#### [The records]

··········

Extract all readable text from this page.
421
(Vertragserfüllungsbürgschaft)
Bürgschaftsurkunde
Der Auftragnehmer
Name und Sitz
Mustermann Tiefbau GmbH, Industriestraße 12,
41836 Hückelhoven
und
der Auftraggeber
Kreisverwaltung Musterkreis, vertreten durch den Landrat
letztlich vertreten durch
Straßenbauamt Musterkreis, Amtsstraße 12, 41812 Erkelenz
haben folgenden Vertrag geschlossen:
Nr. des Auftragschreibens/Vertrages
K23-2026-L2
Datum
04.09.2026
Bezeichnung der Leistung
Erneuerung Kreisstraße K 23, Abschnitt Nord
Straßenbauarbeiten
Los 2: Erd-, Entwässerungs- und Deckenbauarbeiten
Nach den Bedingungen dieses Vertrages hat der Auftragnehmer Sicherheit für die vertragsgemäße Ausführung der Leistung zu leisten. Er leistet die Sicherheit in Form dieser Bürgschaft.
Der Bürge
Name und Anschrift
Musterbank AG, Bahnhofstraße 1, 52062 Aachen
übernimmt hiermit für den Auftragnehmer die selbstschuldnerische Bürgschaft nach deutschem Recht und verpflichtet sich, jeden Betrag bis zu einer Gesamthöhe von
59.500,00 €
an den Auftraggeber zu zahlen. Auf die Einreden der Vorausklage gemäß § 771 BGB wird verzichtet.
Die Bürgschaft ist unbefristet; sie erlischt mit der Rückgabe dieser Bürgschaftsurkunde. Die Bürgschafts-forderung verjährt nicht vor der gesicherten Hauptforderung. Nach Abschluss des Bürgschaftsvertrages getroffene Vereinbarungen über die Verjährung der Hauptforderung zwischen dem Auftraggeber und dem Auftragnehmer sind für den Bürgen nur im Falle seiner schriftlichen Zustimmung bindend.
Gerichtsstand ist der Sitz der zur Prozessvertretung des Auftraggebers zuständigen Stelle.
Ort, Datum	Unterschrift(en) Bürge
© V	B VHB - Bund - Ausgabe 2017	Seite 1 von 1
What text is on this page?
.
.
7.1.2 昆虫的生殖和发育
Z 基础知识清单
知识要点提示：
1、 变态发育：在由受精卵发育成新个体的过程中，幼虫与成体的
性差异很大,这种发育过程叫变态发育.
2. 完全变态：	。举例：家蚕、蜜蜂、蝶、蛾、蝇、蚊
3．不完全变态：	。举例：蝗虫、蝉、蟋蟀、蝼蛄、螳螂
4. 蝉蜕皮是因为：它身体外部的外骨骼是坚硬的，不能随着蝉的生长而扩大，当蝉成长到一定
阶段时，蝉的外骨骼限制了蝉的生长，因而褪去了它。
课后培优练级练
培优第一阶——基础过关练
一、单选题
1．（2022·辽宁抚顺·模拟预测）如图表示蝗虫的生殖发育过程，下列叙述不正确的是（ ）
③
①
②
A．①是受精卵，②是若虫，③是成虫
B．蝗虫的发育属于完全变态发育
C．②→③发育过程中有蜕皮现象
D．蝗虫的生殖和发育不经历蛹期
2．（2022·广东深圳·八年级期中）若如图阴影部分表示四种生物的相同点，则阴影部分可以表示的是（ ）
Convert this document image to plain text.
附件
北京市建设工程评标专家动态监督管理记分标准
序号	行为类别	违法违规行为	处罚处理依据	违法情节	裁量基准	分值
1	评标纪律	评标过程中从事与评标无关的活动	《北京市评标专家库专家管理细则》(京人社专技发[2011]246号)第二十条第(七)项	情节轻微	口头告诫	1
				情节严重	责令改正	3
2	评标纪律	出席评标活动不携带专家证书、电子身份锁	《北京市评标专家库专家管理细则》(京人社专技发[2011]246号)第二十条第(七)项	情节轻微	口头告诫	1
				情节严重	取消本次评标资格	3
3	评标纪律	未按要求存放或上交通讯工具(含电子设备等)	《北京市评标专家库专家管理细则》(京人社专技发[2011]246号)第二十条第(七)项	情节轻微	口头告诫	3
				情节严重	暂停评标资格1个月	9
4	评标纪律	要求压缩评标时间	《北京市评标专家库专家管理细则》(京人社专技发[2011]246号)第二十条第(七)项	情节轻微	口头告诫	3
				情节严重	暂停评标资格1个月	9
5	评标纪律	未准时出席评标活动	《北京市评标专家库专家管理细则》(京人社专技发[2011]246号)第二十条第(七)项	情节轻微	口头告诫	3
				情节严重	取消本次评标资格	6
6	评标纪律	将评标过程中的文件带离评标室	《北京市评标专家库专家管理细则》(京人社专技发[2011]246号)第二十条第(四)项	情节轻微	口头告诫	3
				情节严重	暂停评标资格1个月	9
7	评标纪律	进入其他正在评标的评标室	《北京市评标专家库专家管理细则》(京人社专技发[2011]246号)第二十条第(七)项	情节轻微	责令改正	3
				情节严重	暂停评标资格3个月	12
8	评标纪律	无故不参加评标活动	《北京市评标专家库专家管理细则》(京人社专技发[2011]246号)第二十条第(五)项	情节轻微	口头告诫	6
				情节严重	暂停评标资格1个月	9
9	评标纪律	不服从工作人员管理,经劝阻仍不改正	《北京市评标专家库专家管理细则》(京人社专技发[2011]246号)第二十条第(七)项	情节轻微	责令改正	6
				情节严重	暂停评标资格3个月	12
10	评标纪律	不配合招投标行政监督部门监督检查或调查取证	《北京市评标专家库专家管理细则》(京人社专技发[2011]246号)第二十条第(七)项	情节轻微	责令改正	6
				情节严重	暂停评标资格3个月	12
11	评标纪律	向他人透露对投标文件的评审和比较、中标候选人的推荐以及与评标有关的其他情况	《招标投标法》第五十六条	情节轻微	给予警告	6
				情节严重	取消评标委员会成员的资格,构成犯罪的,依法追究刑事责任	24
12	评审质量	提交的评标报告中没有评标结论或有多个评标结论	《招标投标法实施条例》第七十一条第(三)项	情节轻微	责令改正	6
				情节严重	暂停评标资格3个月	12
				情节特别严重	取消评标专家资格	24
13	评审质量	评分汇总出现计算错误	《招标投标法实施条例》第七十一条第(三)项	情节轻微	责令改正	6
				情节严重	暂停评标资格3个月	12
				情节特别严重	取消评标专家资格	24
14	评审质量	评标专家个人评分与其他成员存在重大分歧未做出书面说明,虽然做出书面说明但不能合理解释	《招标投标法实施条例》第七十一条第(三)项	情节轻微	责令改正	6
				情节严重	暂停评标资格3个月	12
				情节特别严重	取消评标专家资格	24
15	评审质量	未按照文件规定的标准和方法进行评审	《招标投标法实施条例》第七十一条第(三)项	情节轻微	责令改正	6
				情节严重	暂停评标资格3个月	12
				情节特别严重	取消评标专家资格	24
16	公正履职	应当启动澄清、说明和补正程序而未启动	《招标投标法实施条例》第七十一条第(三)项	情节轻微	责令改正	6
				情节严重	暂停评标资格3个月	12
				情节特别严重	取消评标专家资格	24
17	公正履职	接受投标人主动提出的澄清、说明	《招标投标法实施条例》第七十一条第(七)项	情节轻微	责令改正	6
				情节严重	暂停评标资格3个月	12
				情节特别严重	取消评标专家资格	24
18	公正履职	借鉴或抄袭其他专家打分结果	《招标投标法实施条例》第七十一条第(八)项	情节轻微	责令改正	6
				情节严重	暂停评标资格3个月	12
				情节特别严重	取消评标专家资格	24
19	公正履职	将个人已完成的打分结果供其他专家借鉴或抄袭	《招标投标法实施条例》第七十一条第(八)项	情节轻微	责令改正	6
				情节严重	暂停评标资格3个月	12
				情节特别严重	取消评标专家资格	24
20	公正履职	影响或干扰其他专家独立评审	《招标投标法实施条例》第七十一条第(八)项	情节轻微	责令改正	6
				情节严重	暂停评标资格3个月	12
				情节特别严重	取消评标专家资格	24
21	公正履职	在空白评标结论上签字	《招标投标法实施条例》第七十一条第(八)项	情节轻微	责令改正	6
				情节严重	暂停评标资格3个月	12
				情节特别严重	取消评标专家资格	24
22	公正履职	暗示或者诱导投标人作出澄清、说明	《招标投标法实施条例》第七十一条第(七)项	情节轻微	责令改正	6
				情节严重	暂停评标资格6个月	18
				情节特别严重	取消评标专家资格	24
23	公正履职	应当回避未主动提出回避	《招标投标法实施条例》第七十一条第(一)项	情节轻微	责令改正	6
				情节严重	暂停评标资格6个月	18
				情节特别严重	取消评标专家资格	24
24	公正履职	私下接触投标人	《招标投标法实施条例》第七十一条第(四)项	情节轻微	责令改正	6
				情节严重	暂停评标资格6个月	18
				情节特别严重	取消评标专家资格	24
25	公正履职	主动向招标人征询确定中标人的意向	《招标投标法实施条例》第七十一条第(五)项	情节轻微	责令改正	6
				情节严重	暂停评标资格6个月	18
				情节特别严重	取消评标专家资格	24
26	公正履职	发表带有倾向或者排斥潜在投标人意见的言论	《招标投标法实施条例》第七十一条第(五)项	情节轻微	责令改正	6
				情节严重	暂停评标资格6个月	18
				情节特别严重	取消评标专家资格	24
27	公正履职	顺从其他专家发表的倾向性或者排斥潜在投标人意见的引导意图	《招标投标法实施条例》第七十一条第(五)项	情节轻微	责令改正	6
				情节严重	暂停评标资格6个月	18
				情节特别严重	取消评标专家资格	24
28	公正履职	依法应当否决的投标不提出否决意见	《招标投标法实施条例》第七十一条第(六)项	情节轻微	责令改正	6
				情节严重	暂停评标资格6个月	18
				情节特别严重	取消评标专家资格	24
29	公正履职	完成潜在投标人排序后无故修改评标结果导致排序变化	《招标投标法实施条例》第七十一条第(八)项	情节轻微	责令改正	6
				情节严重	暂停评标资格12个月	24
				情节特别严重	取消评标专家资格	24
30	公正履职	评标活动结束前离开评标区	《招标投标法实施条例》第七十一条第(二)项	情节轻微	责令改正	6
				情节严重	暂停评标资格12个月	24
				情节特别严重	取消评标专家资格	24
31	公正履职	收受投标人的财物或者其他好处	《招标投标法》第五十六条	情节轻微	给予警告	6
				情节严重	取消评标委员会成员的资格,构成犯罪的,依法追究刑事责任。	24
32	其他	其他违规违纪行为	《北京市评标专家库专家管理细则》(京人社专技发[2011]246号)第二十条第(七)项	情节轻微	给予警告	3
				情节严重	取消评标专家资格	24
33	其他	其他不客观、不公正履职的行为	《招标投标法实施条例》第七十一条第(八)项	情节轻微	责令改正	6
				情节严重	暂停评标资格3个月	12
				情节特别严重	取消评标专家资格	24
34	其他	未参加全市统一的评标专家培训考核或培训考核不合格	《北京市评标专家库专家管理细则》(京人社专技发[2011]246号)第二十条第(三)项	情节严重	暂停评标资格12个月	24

··········

#### [Direction]
Check each line above for "评审质量" and return the ones that have it.

#### [Finished task]
12	评审质量	提交的评标报告中没有评标结论或有多个评标结论	《招标投标法实施条例》第七十一条第(三)项	情节轻微	责令改正	6
13	评审质量	评分汇总出现计算错误	《招标投标法实施条例》第七十一条第(三)项	情节轻微	责令改正	6
14	评审质量	评标专家个人评分与其他成员存在重大分歧未做出书面说明,虽然做出书面说明但不能合理解释	《招标投标法实施条例》第七十一条第(三)项	情节轻微	责令改正	6
15	评审质量	未按照文件规定的标准和方法进行评审	《招标投标法实施条例》第七十一条第(三)项	情节轻微	责令改正	6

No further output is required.